Entries taken from a collection

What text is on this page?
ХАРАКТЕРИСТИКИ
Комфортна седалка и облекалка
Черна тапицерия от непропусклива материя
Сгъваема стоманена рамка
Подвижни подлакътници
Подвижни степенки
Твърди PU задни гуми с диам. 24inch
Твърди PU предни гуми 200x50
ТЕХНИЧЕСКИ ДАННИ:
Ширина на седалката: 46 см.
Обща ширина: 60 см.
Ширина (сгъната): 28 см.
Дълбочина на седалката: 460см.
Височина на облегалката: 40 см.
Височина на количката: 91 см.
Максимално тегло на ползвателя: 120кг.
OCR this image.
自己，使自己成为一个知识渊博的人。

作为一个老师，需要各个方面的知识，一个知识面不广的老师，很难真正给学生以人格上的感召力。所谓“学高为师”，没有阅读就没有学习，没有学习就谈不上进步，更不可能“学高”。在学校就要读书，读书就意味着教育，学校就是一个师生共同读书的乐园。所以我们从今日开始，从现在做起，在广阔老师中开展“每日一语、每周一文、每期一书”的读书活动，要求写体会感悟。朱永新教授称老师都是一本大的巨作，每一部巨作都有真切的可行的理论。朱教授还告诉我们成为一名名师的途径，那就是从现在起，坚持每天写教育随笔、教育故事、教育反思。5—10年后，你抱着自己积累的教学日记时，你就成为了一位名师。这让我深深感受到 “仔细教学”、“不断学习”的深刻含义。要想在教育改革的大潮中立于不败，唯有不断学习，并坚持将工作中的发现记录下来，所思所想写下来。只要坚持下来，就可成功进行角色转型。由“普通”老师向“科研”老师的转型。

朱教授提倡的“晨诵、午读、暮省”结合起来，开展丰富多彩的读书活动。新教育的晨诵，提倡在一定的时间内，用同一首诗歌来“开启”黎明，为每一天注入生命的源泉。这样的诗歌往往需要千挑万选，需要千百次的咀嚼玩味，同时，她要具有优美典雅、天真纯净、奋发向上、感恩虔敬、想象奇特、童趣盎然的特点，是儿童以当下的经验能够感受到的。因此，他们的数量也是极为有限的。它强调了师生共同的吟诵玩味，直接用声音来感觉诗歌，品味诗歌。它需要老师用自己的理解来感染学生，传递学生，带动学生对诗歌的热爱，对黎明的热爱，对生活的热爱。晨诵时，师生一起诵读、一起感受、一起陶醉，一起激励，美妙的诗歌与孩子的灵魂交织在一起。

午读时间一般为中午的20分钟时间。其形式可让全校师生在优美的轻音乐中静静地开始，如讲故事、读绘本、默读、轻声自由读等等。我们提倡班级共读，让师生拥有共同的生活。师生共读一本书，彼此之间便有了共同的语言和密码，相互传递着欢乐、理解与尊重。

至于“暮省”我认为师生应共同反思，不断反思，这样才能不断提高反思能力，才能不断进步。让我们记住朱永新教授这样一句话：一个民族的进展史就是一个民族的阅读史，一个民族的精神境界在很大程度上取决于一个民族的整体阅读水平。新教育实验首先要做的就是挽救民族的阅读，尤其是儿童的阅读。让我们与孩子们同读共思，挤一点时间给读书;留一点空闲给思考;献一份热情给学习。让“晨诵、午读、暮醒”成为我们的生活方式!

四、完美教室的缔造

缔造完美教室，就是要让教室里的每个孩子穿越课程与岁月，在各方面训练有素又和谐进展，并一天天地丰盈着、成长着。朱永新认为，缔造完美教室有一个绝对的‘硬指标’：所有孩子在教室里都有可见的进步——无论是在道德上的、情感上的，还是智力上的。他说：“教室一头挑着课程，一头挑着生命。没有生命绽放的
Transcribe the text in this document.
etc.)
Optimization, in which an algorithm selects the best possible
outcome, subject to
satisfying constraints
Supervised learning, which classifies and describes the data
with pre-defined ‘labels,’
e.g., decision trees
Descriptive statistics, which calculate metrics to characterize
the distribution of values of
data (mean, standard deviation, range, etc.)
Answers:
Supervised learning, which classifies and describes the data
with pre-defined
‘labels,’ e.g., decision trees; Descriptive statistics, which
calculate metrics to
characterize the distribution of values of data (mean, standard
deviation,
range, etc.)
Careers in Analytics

• What this task involves:
Return, word for word, each line from the line that contains "Transcribe the text in this document." to the end of the listing above; include both end lines and nothing else.

• Result below:
Transcribe the text in this document.
etc.)
Optimization, in which an algorithm selects the best possible
outcome, subject to
satisfying constraints
Supervised learning, which classifies and describes the data
with pre-defined ‘labels,’
e.g., decision trees
Descriptive statistics, which calculate metrics to characterize
the distribution of values of
data (mean, standard deviation, range, etc.)
Answers:
Supervised learning, which classifies and describes the data
with pre-defined
‘labels,’ e.g., decision trees; Descriptive statistics, which
calculate metrics to
characterize the distribution of values of data (mean, standard
deviation,
range, etc.)
Careers in Analytics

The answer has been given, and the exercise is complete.